- **What the exercise asks**
Return, exactly as they appear, the lines from the start of the records through the line containing "toc-item[interactable]: Why Hire", both ends included.

Element position data:
☆ ☆ ☆
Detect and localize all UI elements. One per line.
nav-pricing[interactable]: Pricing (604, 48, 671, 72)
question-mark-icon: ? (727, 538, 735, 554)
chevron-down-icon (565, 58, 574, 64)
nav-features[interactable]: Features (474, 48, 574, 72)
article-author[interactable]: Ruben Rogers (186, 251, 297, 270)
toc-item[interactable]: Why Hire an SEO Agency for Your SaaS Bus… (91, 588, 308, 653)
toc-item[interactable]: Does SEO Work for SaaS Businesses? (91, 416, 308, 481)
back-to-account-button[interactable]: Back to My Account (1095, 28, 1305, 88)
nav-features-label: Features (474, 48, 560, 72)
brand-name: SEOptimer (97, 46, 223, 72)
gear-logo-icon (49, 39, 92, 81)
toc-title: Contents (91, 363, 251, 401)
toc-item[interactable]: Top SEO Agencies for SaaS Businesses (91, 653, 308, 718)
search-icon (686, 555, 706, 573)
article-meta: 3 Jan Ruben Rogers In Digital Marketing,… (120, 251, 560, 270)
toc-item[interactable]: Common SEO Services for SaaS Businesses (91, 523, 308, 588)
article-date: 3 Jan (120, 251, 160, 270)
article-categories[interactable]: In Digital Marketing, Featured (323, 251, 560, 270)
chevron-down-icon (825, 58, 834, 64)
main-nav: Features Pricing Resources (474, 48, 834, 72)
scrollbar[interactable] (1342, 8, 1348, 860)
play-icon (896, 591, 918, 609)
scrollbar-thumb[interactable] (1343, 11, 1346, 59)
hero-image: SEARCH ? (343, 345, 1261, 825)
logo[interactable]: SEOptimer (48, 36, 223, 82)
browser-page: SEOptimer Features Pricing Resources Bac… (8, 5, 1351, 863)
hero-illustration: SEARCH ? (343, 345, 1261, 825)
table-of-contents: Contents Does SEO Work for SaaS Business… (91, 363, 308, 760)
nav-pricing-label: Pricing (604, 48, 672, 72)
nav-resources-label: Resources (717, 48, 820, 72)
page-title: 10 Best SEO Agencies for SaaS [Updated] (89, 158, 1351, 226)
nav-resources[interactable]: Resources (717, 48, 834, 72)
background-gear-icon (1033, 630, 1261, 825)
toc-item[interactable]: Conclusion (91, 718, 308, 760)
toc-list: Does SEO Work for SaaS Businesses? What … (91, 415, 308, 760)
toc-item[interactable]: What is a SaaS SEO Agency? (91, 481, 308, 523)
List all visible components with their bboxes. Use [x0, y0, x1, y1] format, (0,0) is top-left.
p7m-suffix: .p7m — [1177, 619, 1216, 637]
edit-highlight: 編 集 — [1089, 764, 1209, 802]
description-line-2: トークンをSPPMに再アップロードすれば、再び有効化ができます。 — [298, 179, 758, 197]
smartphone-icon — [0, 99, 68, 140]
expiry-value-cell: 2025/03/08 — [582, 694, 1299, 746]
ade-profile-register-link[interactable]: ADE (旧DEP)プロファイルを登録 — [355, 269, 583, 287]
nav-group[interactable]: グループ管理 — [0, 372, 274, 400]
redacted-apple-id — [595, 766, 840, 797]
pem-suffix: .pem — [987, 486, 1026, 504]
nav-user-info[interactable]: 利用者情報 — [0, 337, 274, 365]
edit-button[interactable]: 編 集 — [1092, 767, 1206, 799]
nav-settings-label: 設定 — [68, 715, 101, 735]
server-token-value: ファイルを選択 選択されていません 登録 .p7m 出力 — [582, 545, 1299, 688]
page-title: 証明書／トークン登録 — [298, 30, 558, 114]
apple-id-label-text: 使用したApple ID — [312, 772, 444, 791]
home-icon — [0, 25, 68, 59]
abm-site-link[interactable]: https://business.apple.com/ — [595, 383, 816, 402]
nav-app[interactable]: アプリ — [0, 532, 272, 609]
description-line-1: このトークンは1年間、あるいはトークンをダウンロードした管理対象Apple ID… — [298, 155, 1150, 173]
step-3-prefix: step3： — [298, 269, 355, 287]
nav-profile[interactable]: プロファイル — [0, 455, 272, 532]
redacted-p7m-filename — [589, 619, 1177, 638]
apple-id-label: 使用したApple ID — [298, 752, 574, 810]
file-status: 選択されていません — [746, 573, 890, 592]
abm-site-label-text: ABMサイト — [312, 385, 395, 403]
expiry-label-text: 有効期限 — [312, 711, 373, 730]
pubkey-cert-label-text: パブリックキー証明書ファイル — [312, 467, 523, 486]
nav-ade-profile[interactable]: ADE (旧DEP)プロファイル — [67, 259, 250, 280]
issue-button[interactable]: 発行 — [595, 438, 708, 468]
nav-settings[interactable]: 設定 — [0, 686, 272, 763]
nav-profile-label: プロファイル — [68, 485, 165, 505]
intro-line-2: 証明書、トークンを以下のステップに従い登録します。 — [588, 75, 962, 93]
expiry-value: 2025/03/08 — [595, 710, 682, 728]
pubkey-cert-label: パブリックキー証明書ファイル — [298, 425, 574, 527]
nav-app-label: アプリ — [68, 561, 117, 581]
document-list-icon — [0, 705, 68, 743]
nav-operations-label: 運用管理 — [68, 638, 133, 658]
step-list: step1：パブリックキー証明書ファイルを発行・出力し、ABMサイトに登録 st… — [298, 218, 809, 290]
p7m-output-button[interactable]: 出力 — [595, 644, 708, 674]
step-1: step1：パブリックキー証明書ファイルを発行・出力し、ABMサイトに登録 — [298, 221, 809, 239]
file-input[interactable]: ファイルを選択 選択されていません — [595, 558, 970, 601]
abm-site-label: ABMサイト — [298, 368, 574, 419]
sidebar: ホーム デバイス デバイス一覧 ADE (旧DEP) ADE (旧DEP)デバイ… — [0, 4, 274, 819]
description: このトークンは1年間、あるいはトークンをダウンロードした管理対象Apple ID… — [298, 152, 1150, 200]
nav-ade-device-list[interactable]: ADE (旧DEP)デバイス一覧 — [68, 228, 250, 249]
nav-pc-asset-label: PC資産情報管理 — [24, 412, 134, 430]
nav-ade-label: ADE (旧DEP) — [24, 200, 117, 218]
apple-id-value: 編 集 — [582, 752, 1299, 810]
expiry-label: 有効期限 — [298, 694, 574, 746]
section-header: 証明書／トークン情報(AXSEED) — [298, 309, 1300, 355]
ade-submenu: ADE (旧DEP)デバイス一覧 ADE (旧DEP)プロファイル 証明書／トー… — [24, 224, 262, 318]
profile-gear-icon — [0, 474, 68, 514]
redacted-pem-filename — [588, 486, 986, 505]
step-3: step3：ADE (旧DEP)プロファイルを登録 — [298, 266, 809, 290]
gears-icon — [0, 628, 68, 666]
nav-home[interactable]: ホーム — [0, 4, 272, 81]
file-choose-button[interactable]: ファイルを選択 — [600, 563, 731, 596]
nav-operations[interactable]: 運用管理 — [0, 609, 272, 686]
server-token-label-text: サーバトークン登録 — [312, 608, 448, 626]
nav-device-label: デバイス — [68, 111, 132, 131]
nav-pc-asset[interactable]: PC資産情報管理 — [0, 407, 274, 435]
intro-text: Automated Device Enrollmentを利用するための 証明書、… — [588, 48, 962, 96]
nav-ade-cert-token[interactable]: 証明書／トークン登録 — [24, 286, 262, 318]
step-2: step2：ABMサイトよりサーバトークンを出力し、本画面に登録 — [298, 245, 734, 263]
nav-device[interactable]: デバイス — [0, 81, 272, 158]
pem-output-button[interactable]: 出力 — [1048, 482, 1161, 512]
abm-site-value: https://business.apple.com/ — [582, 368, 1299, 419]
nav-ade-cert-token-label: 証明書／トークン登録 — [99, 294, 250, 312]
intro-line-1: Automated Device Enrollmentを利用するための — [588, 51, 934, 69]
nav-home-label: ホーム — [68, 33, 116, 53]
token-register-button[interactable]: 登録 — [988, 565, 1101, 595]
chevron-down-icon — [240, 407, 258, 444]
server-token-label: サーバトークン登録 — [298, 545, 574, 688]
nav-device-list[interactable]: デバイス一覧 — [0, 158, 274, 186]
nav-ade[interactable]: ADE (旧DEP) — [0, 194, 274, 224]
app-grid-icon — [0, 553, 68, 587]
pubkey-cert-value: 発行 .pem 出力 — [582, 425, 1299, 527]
☆ ☆ ☆
- **Worked solution**
Detect and localize all UI elements. One per line.
nav-pricing[interactable]: Pricing (604, 48, 671, 72)
question-mark-icon: ? (727, 538, 735, 554)
chevron-down-icon (565, 58, 574, 64)
nav-features[interactable]: Features (474, 48, 574, 72)
article-author[interactable]: Ruben Rogers (186, 251, 297, 270)
toc-item[interactable]: Why Hire an SEO Agency for Your SaaS Bus… (91, 588, 308, 653)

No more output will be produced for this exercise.